[Stored records]
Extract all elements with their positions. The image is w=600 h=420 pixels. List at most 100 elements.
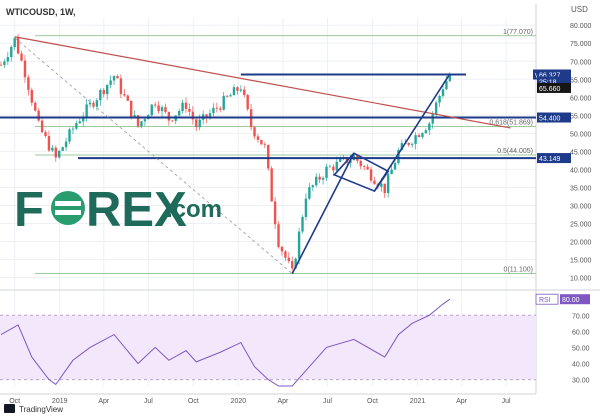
candle-body — [71, 128, 75, 130]
time-tick-label: 2021 — [410, 398, 426, 405]
candle-body — [23, 60, 27, 78]
price-tick-label: 30.000 — [570, 203, 592, 210]
time-tick-label: 2020 — [231, 398, 247, 405]
rsi-value-tag: 80.00 — [562, 297, 580, 304]
candle-body — [445, 81, 448, 90]
fibonacci-levels: 1(77.070) 0.618(51.869) 0.5(44.005) 0(11.10… — [35, 29, 536, 275]
candle-body — [222, 95, 225, 110]
candle-body — [136, 115, 140, 127]
candle-body — [47, 135, 51, 151]
candle-body — [417, 135, 421, 138]
candle-body — [143, 119, 147, 122]
candle-body — [106, 84, 109, 95]
logo-suffix: .com — [166, 196, 222, 223]
candle-body — [321, 177, 325, 180]
candle-body — [304, 198, 308, 217]
candle-body — [177, 110, 181, 116]
candle-body — [428, 123, 431, 131]
time-tick-label: Jul — [323, 398, 332, 405]
level-tag: 43.149 — [539, 156, 561, 163]
candle-body — [119, 78, 123, 95]
price-tick-label: 45.000 — [570, 149, 592, 156]
last-price-tag: 66.327 — [539, 73, 561, 80]
rsi-name-tag-bg — [535, 293, 559, 305]
candle-body — [85, 104, 88, 117]
candlestick-series — [0, 33, 452, 271]
level-tag-bg — [537, 112, 571, 123]
candle-body — [198, 119, 201, 128]
candle-body — [95, 100, 99, 107]
candle-body — [123, 94, 126, 96]
candle-body — [164, 107, 167, 112]
time-axis: Oct 2019 Apr Jul Oct 2020 Apr Jul Oct 2021 Apr Jul — [9, 398, 511, 405]
price-tick-label: 40.000 — [570, 167, 592, 174]
level-tag: 54.400 — [539, 116, 561, 123]
time-tick-label: Apr — [98, 398, 110, 405]
candle-body — [287, 257, 291, 262]
price-tick-label: 80.000 — [570, 23, 592, 30]
candle-body — [37, 110, 40, 121]
candle-body — [441, 89, 445, 96]
price-tick-label: 55.000 — [570, 113, 592, 120]
level-tag-bg — [537, 153, 571, 164]
logo-rex: REX — [86, 183, 187, 237]
candle-body — [311, 185, 314, 188]
price-tick-label: 10.000 — [570, 276, 592, 283]
candle-body — [102, 89, 105, 95]
candle-body — [153, 104, 157, 106]
candle-body — [219, 108, 222, 110]
rsi-tick-label: 50.00 — [572, 345, 590, 352]
candle-body — [205, 114, 208, 118]
candle-body — [270, 168, 273, 202]
price-tick-label: 25.000 — [570, 222, 592, 229]
rsi-band-fill — [0, 315, 536, 380]
candle-body — [380, 183, 383, 187]
candle-body — [397, 149, 400, 164]
candle-body — [51, 147, 54, 151]
price-tick-label: 70.000 — [570, 59, 592, 66]
time-tick-label: Apr — [277, 398, 289, 405]
candle-body — [78, 121, 81, 124]
fib-label: 0.618(51.869) — [489, 120, 533, 127]
candle-body — [58, 150, 61, 158]
candle-body — [109, 80, 112, 85]
candle-body — [315, 176, 318, 186]
price-axis: 10.000 15.000 20.000 25.000 30.000 35.000 40.0… — [570, 23, 592, 282]
candle-body — [126, 95, 129, 101]
price-tick-label: 75.000 — [570, 41, 592, 48]
impulse-line — [291, 152, 355, 274]
candle-body — [301, 216, 304, 232]
candle-body — [34, 102, 37, 111]
rsi-tick-label: 60.00 — [572, 329, 590, 336]
candle-body — [294, 258, 297, 269]
last-price-tag-bg — [537, 69, 571, 80]
candle-body — [407, 142, 410, 145]
candle-body — [273, 201, 277, 225]
candle-body — [13, 37, 16, 47]
price-tick-label: 15.000 — [570, 258, 592, 265]
close-tag: 65.660 — [539, 86, 561, 93]
candle-body — [297, 231, 301, 259]
fib-label: 0.5(44.005) — [497, 148, 533, 155]
time-tick-label: Oct — [188, 398, 199, 405]
candle-body — [184, 102, 188, 109]
currency-label: USD — [571, 5, 588, 14]
candle-body — [225, 95, 229, 97]
candle-body — [0, 64, 3, 66]
rsi-tick-label: 70.00 — [572, 313, 590, 320]
rsi-tick-label: 30.00 — [572, 378, 590, 385]
candle-body — [181, 102, 184, 111]
candle-body — [280, 246, 284, 252]
price-tick-label: 35.000 — [570, 185, 592, 192]
candle-body — [328, 166, 332, 168]
candle-body — [64, 141, 68, 148]
candle-body — [318, 176, 321, 180]
candle-body — [16, 37, 20, 54]
candle-body — [20, 53, 23, 61]
candle-body — [54, 147, 58, 158]
rsi-tick-label: 40.00 — [572, 362, 590, 369]
candle-body — [339, 158, 342, 162]
logo-f: F — [14, 183, 44, 237]
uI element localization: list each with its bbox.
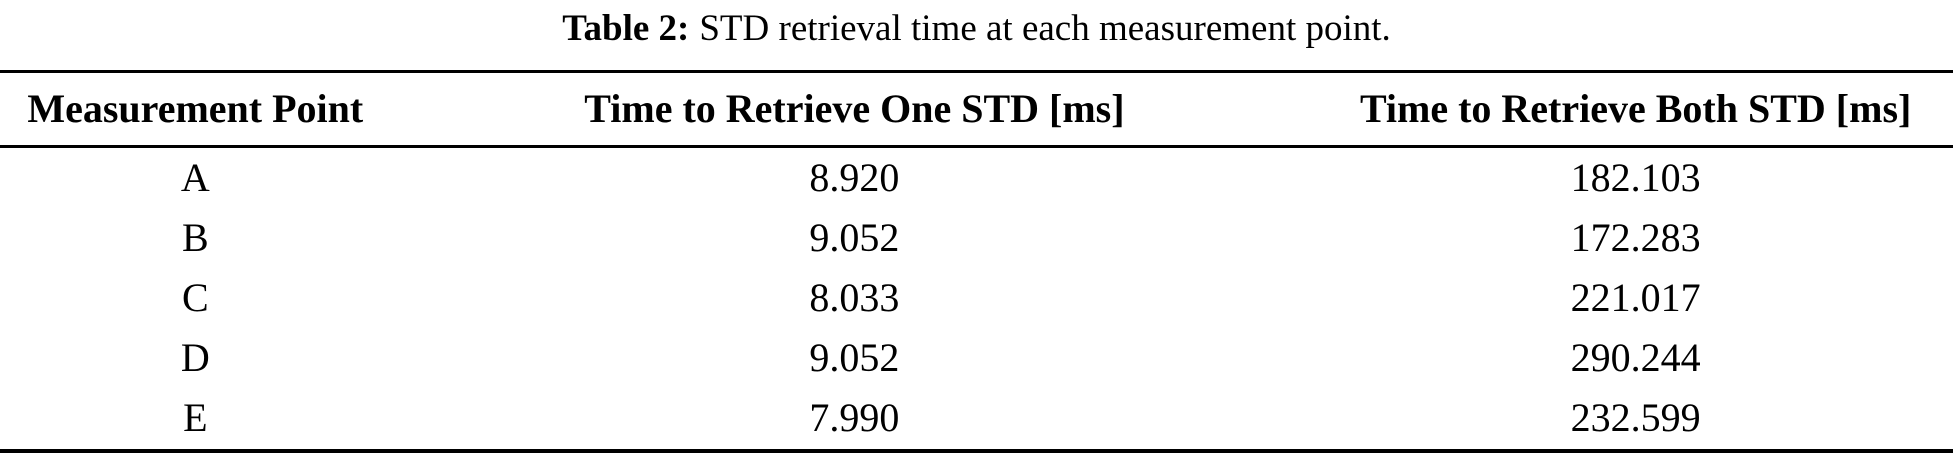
table-row: B 9.052 172.283: [0, 208, 1953, 268]
cell-time-both-std: 232.599: [1318, 388, 1953, 454]
cell-time-one-std: 8.920: [809, 155, 900, 201]
cell-time-both-std: 182.103: [1570, 155, 1701, 201]
cell-time-both-std: 172.283: [1570, 215, 1701, 261]
cell-time-one-std: 9.052: [809, 215, 900, 261]
cell-measurement-point: A: [180, 155, 210, 201]
table-row: C 8.033 221.017: [0, 268, 1953, 328]
caption-text: STD retrieval time at each measurement p…: [699, 8, 1391, 49]
col-header-time-one-std: Time to Retrieve One STD [ms]: [390, 70, 1319, 149]
cell-measurement-point: D: [180, 335, 210, 381]
header-row: Measurement Point Time to Retrieve One S…: [0, 70, 1953, 149]
cell-time-both-std: 290.244: [1570, 335, 1701, 381]
col-header-measurement-point: Measurement Point: [0, 70, 391, 149]
cell-time-one-std: 9.052: [809, 335, 900, 381]
table-row: D 9.052 290.244: [0, 328, 1953, 388]
cell-measurement-point: B: [181, 215, 209, 261]
table-caption: Table 2: STD retrieval time at each measu…: [0, 0, 1953, 51]
measurements-table: Measurement Point Time to Retrieve One S…: [0, 70, 1953, 454]
cell-time-one-std: 8.033: [809, 275, 900, 321]
cell-time-one-std: 7.990: [390, 388, 1319, 454]
table-row: A 8.920 182.103: [0, 147, 1953, 209]
col-header-time-both-std: Time to Retrieve Both STD [ms]: [1318, 70, 1953, 149]
table-row: E 7.990 232.599: [0, 388, 1953, 454]
cell-measurement-point: C: [181, 275, 209, 321]
cell-time-both-std: 221.017: [1570, 275, 1701, 321]
caption-label: Table 2:: [562, 8, 690, 49]
cell-measurement-point: E: [0, 388, 391, 454]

[Goal of the exercise] Repeat the rows word for word, starting at the line that contains "candle-body — [71, 128, 75, 130]" and ending at the line that contains "fibonacci-levels: 1(77.070) 0.618(51.869)", both included.

[Exercise answer]
candle-body — [71, 128, 75, 130]
time-tick-label: 2021 — [410, 398, 426, 405]
candle-body — [23, 60, 27, 78]
price-tick-label: 30.000 — [570, 203, 592, 210]
time-tick-label: 2020 — [231, 398, 247, 405]
rsi-value-tag: 80.00 — [562, 297, 580, 304]
candle-body — [445, 81, 448, 90]
fibonacci-levels: 1(77.070) 0.618(51.869) 0.5(44.005) 0(11.10… — [35, 29, 536, 275]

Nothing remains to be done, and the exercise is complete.